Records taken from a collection
━━━━━━━━━━━━━━━━━━━━━━━━━━━━━━

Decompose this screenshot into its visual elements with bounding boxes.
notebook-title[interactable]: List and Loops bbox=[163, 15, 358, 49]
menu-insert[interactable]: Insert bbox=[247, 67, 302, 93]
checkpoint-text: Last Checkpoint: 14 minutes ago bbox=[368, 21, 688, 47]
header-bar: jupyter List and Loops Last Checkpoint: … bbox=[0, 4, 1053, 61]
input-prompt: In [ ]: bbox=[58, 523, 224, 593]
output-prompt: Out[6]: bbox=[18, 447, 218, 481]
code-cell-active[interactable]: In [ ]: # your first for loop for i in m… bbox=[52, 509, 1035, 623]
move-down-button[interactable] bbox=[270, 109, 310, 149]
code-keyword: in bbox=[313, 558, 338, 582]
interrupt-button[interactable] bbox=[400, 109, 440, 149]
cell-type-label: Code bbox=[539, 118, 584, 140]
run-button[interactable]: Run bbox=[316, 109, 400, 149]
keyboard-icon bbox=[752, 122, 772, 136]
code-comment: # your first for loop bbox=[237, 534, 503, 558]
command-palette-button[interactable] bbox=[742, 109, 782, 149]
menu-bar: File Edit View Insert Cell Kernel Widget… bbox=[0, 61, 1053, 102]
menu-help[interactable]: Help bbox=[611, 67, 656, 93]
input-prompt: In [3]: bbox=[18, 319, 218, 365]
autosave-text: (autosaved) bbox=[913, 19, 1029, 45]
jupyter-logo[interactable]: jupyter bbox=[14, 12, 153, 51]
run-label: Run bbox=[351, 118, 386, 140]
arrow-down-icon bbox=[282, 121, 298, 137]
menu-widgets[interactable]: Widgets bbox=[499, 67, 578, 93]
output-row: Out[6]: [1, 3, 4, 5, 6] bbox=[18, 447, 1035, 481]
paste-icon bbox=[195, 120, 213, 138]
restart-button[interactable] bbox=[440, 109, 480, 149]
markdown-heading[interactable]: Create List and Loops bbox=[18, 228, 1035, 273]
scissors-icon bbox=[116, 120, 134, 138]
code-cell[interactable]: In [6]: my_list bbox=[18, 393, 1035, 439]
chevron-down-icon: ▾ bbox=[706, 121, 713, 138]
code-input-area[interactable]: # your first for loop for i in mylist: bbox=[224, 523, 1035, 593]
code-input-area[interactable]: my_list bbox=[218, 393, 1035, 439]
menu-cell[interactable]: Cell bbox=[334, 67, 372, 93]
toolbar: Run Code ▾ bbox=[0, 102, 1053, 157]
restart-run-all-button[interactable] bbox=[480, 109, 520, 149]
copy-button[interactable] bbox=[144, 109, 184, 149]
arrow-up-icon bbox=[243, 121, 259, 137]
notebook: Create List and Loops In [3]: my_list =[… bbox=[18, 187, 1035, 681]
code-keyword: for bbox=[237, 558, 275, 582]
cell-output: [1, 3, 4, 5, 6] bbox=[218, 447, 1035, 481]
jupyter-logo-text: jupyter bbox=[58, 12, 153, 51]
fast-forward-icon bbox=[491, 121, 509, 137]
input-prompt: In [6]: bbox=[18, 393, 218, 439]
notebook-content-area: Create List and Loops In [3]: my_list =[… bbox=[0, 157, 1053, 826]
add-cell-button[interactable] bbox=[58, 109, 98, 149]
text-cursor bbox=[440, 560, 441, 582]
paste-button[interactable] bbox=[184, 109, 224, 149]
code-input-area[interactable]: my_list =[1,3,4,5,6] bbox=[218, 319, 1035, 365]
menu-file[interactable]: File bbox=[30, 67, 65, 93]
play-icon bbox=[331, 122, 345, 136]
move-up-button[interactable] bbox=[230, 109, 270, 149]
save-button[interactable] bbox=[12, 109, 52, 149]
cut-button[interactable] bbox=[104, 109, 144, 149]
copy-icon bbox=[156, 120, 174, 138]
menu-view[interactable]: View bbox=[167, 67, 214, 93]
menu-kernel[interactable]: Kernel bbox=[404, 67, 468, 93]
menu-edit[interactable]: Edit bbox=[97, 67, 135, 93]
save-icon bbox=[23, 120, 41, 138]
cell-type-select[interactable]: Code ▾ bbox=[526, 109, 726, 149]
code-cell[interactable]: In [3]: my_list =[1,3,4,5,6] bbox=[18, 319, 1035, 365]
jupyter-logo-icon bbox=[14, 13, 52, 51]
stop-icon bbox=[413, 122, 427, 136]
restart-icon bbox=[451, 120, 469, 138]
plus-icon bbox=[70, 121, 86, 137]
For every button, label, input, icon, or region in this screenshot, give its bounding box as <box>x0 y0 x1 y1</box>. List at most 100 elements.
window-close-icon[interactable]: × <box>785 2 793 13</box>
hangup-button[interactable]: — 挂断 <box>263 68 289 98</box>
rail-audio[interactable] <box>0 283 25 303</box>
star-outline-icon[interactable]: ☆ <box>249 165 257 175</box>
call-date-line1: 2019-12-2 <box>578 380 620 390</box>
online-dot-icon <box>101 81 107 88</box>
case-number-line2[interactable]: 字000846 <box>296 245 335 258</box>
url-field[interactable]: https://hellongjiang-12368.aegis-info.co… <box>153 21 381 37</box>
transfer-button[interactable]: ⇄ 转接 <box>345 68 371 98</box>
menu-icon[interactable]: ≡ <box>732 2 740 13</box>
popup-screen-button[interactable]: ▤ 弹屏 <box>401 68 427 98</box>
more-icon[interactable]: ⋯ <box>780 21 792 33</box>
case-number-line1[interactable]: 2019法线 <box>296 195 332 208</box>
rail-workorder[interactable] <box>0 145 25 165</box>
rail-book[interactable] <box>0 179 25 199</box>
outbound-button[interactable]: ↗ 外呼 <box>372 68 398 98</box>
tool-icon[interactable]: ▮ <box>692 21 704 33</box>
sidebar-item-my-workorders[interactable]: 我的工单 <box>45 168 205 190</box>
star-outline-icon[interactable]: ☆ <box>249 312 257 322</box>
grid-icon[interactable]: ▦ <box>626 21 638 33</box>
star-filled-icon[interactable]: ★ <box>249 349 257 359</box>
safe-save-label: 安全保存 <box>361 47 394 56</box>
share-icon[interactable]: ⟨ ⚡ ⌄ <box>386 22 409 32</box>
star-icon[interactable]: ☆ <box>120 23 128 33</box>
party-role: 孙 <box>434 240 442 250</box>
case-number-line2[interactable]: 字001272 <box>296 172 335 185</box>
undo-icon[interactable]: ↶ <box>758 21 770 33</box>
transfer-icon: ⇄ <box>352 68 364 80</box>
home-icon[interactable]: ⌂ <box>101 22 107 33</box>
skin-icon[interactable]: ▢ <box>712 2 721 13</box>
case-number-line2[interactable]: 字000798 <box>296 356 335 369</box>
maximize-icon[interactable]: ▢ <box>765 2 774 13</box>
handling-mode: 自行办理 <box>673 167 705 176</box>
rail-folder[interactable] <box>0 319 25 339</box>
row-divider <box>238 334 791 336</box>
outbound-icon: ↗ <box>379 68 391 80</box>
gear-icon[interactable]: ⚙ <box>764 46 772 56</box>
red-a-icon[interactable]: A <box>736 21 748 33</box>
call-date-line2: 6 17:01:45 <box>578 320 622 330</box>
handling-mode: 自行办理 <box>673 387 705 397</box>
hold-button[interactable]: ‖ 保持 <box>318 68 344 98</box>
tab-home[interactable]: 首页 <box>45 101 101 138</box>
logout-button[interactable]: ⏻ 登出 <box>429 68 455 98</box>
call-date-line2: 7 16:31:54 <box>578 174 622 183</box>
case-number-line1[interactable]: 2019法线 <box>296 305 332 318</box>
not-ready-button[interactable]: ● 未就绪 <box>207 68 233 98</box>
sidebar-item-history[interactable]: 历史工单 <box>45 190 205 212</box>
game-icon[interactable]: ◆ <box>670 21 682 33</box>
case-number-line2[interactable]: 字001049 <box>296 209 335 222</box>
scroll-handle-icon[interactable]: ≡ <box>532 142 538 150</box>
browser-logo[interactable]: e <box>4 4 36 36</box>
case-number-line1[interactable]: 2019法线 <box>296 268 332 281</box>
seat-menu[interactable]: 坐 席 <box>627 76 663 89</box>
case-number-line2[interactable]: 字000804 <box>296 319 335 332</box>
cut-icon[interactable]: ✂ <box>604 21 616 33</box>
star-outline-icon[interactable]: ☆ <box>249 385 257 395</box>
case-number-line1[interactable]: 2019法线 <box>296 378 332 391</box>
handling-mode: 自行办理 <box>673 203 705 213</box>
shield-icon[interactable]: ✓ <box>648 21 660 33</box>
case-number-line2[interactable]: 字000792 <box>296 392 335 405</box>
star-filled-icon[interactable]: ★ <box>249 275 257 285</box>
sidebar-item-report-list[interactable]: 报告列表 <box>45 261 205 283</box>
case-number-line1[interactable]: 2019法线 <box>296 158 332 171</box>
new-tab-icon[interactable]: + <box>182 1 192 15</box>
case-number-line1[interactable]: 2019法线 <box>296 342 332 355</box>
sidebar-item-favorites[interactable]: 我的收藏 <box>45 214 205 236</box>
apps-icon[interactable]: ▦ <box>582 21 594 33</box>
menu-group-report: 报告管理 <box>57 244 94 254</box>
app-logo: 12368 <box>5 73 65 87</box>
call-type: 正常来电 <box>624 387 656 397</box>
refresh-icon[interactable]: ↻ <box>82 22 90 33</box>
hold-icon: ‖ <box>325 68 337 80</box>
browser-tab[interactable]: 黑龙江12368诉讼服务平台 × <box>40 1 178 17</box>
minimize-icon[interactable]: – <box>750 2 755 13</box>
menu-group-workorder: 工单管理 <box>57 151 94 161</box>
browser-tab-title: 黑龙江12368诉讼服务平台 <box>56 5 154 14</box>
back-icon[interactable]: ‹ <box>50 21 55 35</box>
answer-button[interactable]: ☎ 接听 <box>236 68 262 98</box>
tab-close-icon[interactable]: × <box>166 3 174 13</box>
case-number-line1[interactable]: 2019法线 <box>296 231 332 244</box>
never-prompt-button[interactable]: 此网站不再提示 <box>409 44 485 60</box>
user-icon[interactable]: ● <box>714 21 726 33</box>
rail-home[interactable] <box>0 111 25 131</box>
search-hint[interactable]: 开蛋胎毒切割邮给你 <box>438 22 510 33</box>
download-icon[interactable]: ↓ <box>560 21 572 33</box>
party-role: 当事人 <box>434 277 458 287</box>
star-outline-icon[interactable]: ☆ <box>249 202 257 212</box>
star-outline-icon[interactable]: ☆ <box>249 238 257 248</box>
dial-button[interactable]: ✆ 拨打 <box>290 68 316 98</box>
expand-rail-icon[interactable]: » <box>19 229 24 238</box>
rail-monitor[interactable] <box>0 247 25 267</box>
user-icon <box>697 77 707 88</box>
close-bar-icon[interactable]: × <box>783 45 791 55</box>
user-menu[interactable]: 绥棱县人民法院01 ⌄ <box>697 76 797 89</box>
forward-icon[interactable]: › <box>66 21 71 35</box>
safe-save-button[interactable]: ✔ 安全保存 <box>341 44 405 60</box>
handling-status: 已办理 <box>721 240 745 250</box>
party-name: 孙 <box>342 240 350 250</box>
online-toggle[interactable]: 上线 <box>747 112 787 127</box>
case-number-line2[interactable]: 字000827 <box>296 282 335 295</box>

━━━━━━━━━━━━━━━━━━━━━━━━━━━━━━

• _STATED TASK_: Please give everything from the start of the records down to the line containing "code-keyword: in bbox=[313, 558, 338, 582]" again, changing "Last Checkpoint" to "Last Save" and leaving all else unchanged.

• _OUTPUT OF THE TASK_:
Decompose this screenshot into its visual elements with bounding boxes.
notebook-title[interactable]: List and Loops bbox=[163, 15, 358, 49]
menu-insert[interactable]: Insert bbox=[247, 67, 302, 93]
checkpoint-text: Last Save: 14 minutes ago bbox=[368, 21, 688, 47]
header-bar: jupyter List and Loops Last Save: … bbox=[0, 4, 1053, 61]
input-prompt: In [ ]: bbox=[58, 523, 224, 593]
output-prompt: Out[6]: bbox=[18, 447, 218, 481]
code-cell-active[interactable]: In [ ]: # your first for loop for i in m… bbox=[52, 509, 1035, 623]
move-down-button[interactable] bbox=[270, 109, 310, 149]
code-keyword: in bbox=[313, 558, 338, 582]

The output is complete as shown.